» **TASK DETAILS**:
Restate the data exactly as given and keep the pictures out.

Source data
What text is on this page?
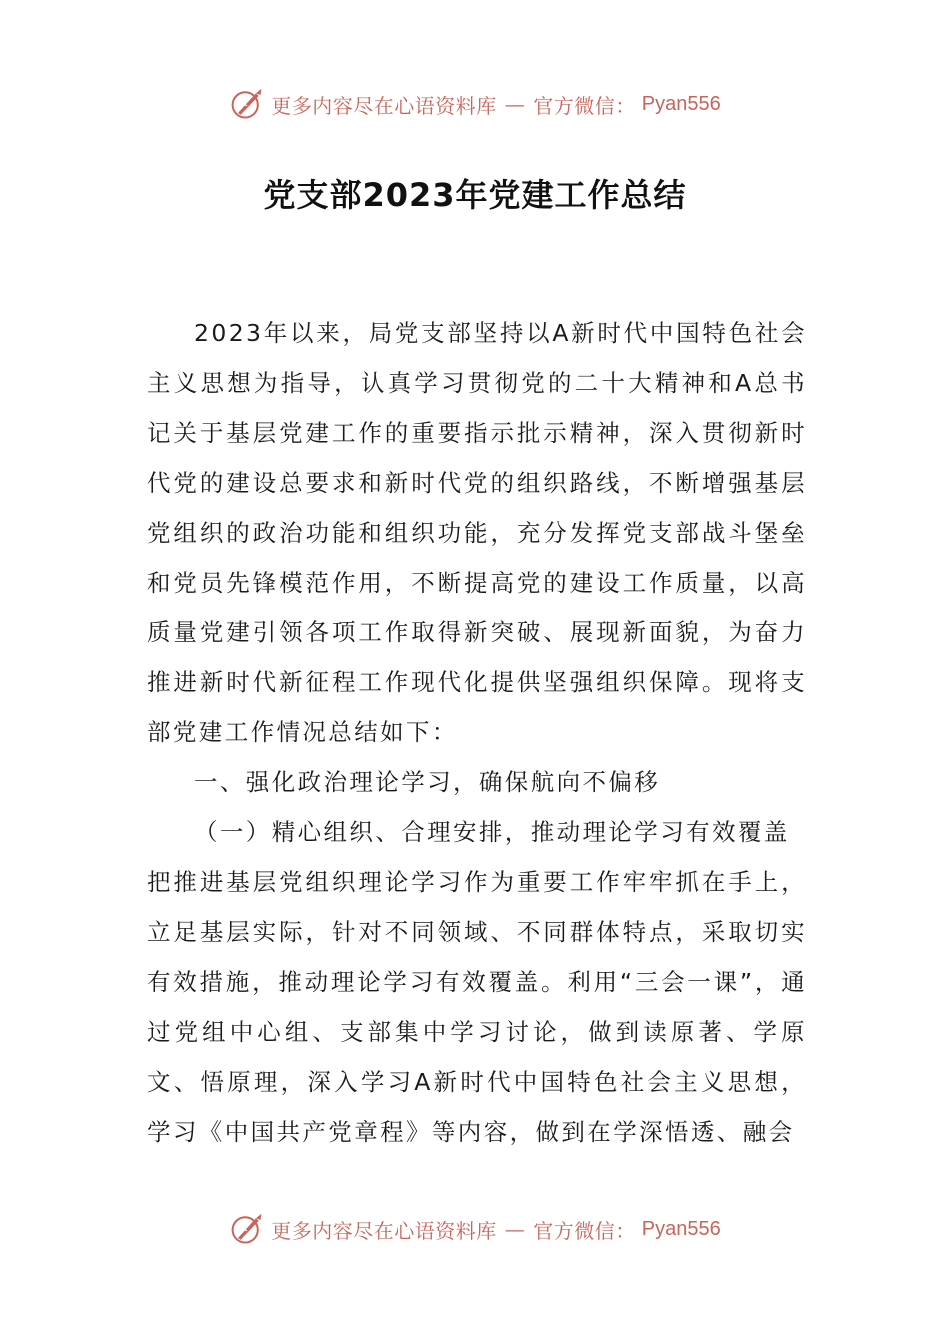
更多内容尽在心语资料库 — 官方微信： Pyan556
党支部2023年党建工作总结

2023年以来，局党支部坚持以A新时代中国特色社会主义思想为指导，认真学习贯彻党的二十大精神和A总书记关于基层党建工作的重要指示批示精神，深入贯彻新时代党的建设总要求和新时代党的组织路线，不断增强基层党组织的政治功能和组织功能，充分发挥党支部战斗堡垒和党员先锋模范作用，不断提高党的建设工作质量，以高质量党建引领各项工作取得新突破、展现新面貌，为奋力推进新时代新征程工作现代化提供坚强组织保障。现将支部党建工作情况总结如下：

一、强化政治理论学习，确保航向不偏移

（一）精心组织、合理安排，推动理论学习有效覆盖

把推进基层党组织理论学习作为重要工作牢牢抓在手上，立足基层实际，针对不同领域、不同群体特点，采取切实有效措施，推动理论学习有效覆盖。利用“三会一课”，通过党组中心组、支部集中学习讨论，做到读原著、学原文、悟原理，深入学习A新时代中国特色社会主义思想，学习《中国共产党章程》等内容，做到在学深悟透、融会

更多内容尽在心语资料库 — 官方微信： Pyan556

» **FULL ANSWER**:
What text is on this page?
更多内容尽在心语资料库 — 官方微信： Pyan556
党支部2023年党建工作总结

2023年以来，局党支部坚持以A新时代中国特色社会主义思想为指导，认真学习贯彻党的二十大精神和A总书记关于基层党建工作的重要指示批示精神，深入贯彻新时代党的建设总要求和新时代党的组织路线，不断增强基层党组织的政治功能和组织功能，充分发挥党支部战斗堡垒和党员先锋模范作用，不断提高党的建设工作质量，以高质量党建引领各项工作取得新突破、展现新面貌，为奋力推进新时代新征程工作现代化提供坚强组织保障。现将支部党建工作情况总结如下：

一、强化政治理论学习，确保航向不偏移

（一）精心组织、合理安排，推动理论学习有效覆盖

把推进基层党组织理论学习作为重要工作牢牢抓在手上，立足基层实际，针对不同领域、不同群体特点，采取切实有效措施，推动理论学习有效覆盖。利用“三会一课”，通过党组中心组、支部集中学习讨论，做到读原著、学原文、悟原理，深入学习A新时代中国特色社会主义思想，学习《中国共产党章程》等内容，做到在学深悟透、融会

更多内容尽在心语资料库 — 官方微信： Pyan556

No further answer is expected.